> **Work required**
Transcribe verbatim every line from the line containing "Give me the" to the end of the entries, including both endpoints. Output nothing beyond those lines.

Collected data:
··········

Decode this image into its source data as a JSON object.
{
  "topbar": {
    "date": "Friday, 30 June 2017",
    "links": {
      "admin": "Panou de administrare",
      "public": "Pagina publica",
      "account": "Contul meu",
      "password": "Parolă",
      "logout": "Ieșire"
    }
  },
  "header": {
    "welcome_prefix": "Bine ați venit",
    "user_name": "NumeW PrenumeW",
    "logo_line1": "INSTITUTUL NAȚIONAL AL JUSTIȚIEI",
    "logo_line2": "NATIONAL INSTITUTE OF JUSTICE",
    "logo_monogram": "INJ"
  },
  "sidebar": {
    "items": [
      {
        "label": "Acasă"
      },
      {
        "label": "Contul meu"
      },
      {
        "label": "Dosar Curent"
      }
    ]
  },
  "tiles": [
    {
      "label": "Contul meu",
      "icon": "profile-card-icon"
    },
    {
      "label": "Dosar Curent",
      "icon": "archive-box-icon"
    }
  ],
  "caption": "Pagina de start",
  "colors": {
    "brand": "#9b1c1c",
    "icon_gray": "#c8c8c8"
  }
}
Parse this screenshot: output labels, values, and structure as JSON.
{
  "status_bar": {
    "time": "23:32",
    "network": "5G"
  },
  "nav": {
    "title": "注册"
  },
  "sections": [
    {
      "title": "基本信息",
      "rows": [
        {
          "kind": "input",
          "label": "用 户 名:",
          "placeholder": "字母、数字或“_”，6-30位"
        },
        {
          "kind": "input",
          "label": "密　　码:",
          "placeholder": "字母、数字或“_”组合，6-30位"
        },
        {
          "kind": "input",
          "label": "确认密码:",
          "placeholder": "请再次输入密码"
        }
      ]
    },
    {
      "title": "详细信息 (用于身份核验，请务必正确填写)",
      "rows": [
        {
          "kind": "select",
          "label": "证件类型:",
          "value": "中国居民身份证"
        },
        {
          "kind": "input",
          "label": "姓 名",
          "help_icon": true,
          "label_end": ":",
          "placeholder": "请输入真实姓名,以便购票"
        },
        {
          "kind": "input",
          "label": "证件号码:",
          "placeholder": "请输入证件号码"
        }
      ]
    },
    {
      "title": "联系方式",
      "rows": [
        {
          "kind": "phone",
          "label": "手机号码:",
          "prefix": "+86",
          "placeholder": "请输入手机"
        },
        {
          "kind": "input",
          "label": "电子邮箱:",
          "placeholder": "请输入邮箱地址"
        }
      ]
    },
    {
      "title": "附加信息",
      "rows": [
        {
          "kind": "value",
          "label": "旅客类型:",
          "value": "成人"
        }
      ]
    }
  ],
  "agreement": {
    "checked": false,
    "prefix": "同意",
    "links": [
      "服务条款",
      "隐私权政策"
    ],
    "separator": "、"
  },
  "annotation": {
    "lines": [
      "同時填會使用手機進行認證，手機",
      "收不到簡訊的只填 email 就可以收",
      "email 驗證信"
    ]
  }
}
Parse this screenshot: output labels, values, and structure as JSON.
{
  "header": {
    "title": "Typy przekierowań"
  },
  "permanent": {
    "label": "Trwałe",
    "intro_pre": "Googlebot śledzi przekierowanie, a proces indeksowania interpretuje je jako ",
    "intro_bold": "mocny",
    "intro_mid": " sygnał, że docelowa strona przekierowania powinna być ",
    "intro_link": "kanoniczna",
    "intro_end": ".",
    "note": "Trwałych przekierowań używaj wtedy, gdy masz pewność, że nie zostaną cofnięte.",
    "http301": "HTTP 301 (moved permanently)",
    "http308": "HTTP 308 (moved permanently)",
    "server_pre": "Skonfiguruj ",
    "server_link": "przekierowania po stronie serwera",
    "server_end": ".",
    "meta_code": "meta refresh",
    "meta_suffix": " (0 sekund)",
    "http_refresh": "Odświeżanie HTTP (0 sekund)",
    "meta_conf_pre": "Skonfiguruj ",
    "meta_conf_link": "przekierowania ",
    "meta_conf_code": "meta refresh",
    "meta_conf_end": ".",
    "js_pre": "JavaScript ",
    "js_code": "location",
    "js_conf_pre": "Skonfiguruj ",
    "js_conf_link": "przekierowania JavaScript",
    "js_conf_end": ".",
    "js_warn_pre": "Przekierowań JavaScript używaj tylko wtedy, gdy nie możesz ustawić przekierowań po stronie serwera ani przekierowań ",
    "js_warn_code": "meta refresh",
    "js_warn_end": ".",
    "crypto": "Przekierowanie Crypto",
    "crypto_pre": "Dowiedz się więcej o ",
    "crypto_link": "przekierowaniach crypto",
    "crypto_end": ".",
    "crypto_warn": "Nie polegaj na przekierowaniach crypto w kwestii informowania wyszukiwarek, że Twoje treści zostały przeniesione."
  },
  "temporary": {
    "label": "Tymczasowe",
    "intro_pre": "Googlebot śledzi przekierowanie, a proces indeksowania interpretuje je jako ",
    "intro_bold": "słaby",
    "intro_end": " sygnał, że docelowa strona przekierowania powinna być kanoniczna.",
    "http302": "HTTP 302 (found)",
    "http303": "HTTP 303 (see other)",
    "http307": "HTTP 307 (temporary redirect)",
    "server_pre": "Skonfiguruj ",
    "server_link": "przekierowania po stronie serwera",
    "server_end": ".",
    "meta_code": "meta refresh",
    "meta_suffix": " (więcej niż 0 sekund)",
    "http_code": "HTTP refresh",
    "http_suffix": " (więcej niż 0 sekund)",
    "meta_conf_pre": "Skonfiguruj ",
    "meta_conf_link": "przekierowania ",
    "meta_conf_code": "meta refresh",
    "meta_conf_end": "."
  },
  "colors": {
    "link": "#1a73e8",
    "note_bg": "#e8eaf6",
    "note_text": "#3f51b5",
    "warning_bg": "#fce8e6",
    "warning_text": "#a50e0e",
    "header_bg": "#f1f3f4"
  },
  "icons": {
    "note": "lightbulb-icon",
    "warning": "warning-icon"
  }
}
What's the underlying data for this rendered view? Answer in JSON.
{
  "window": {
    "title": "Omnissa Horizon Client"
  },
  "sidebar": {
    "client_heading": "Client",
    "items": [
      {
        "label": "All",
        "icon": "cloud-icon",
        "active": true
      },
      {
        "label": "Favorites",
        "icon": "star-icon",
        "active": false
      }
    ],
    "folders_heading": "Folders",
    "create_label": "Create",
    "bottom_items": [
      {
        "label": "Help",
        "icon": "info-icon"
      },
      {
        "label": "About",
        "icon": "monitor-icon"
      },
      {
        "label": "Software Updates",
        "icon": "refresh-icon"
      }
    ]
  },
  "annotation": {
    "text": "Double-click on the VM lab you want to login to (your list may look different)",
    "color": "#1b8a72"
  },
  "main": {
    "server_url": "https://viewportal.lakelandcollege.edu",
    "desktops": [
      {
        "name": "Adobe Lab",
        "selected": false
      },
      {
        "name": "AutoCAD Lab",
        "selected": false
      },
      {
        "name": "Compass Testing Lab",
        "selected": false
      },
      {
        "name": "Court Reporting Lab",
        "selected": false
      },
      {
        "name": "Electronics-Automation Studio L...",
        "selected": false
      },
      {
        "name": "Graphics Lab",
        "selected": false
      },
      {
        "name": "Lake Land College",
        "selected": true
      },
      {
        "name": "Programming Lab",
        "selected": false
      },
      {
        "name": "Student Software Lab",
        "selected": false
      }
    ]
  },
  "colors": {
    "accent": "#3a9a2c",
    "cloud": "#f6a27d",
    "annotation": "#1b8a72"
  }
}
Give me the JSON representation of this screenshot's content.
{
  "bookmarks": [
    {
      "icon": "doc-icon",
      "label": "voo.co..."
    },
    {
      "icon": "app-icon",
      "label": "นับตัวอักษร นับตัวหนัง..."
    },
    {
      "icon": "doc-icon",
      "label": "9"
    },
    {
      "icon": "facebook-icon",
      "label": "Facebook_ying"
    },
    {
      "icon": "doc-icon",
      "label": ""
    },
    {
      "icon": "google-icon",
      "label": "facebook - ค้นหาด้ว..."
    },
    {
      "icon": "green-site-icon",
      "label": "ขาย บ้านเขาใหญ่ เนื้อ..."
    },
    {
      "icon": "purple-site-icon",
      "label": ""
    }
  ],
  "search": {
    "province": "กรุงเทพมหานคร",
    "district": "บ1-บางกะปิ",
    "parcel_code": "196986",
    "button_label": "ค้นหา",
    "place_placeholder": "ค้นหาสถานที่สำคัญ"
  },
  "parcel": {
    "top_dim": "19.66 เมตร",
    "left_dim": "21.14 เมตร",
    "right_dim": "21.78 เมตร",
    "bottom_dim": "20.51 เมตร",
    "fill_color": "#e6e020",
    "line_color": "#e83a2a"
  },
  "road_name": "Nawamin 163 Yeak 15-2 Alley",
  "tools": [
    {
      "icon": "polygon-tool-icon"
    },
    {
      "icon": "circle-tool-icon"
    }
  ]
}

··········

> **Task solution**
Give me the JSON representation of this screenshot's content.
{
  "bookmarks": [
    {
      "icon": "doc-icon",
      "label": "voo.co..."
    },
    {
      "icon": "app-icon",
      "label": "นับตัวอักษร นับตัวหนัง..."
    },
    {
      "icon": "doc-icon",
      "label": "9"
    },
    {
      "icon": "facebook-icon",
      "label": "Facebook_ying"
    },
    {
      "icon": "doc-icon",
      "label": ""
    },
    {
      "icon": "google-icon",
      "label": "facebook - ค้นหาด้ว..."
    },
    {
      "icon": "green-site-icon",
      "label": "ขาย บ้านเขาใหญ่ เนื้อ..."
    },
    {
      "icon": "purple-site-icon",
      "label": ""
    }
  ],
  "search": {
    "province": "กรุงเทพมหานคร",
    "district": "บ1-บางกะปิ",
    "parcel_code": "196986",
    "button_label": "ค้นหา",
    "place_placeholder": "ค้นหาสถานที่สำคัญ"
  },
  "parcel": {
    "top_dim": "19.66 เมตร",
    "left_dim": "21.14 เมตร",
    "right_dim": "21.78 เมตร",
    "bottom_dim": "20.51 เมตร",
    "fill_color": "#e6e020",
    "line_color": "#e83a2a"
  },
  "road_name": "Nawamin 163 Yeak 15-2 Alley",
  "tools": [
    {
      "icon": "polygon-tool-icon"
    },
    {
      "icon": "circle-tool-icon"
    }
  ]
}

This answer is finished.